++++ SUPPLIED MATERIAL ++++
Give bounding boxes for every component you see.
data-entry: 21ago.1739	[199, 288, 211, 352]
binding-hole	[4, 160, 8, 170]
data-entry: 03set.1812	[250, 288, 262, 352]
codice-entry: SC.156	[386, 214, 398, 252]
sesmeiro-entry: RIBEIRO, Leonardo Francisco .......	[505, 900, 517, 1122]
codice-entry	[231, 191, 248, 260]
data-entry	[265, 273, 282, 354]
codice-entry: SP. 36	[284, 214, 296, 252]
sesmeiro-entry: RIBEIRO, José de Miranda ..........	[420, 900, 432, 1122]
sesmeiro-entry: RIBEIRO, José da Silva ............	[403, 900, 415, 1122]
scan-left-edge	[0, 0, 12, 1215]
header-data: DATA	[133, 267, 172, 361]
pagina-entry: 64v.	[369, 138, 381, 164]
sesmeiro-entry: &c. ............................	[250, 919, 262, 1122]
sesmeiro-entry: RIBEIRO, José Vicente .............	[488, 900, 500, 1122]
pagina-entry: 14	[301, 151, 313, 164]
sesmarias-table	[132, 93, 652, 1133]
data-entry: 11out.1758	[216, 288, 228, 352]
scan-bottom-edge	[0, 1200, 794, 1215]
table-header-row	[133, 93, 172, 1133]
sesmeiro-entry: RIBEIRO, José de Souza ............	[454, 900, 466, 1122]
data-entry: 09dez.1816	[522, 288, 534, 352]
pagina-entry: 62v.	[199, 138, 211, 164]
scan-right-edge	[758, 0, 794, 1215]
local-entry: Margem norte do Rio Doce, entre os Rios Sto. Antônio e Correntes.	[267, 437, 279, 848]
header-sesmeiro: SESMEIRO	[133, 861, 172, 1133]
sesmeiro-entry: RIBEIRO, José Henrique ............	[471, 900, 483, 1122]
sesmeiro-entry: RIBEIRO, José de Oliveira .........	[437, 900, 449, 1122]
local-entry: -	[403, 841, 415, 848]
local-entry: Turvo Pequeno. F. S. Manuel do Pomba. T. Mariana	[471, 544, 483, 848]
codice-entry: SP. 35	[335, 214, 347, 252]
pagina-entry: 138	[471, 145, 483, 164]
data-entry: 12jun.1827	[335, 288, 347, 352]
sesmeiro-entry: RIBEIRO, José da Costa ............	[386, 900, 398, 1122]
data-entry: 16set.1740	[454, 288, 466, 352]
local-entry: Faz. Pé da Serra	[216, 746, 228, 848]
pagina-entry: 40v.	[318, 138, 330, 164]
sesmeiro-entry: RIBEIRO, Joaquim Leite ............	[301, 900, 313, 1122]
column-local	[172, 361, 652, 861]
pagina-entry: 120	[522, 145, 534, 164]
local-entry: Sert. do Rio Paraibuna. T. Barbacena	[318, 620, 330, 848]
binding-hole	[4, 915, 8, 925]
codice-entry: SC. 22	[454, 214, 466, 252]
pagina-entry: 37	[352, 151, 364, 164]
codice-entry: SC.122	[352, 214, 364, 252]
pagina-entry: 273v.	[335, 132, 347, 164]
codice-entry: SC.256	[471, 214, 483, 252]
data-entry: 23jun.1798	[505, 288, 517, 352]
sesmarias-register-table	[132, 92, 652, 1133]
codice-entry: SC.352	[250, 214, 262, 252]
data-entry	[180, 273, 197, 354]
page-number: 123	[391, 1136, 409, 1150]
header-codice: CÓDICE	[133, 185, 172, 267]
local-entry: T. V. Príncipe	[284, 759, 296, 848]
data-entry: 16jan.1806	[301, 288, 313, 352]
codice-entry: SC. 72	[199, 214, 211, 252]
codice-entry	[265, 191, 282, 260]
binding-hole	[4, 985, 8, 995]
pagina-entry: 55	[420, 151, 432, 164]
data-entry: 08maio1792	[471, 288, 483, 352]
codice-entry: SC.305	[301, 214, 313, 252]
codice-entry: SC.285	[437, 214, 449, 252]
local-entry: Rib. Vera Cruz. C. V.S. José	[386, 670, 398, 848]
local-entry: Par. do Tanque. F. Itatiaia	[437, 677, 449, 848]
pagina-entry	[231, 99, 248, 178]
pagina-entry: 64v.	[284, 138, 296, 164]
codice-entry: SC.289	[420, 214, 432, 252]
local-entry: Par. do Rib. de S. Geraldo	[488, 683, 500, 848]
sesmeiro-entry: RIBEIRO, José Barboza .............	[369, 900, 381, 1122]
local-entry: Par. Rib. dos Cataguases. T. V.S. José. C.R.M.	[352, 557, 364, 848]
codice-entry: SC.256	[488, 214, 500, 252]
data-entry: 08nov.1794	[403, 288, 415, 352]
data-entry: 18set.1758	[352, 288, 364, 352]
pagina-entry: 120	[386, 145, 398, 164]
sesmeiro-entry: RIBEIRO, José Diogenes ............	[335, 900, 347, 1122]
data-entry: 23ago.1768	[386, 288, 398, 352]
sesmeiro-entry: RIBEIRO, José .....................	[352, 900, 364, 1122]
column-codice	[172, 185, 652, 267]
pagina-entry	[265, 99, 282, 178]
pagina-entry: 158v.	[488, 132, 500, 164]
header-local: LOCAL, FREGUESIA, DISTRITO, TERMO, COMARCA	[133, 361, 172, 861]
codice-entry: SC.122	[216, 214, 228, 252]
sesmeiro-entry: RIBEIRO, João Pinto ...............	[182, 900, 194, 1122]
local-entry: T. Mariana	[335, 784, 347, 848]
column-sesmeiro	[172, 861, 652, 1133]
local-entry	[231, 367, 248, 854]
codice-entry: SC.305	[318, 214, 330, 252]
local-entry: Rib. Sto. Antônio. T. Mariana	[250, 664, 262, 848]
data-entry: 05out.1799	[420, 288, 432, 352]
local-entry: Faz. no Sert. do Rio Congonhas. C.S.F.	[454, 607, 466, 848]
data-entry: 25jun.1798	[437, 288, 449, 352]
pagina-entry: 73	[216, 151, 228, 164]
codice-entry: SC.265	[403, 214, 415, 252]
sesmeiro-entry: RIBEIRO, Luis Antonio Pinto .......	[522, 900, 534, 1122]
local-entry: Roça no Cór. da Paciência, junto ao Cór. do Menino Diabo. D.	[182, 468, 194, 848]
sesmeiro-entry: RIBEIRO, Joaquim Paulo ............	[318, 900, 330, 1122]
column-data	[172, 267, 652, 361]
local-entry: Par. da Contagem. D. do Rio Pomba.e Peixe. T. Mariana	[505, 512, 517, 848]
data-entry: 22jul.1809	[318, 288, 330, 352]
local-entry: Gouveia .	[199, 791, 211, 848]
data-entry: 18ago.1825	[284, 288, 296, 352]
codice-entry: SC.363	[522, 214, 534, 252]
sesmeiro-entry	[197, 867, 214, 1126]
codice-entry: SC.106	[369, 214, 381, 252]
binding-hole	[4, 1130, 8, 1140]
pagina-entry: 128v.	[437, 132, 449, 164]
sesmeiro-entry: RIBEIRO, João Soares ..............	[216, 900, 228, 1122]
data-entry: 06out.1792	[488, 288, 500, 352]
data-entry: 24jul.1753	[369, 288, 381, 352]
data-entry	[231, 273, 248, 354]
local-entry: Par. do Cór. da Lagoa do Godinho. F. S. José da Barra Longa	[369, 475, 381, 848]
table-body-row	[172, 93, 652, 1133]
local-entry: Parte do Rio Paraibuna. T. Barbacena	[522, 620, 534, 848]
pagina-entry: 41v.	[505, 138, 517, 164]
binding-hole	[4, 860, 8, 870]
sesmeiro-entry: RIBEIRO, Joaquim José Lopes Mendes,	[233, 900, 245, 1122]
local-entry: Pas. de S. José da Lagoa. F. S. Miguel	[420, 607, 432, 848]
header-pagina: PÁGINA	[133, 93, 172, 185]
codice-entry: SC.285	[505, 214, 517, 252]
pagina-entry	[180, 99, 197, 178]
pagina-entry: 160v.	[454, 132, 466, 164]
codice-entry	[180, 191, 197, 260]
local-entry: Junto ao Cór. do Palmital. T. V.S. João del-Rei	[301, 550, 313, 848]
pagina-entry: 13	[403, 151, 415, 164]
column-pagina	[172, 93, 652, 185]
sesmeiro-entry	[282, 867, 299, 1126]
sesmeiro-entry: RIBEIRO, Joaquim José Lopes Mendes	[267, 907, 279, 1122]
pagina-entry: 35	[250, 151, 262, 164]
++++
__ASSIGNED TASK__: Look through the entries and return every line where "Pomba" appears.

__REPLY TO THE EXERCISE__:
local-entry: Turvo Pequeno. F. S. Manuel do Pomba. T. Mariana	[471, 544, 483, 848]
local-entry: Par. da Contagem. D. do Rio Pomba.e Peixe. T. Mariana	[505, 512, 517, 848]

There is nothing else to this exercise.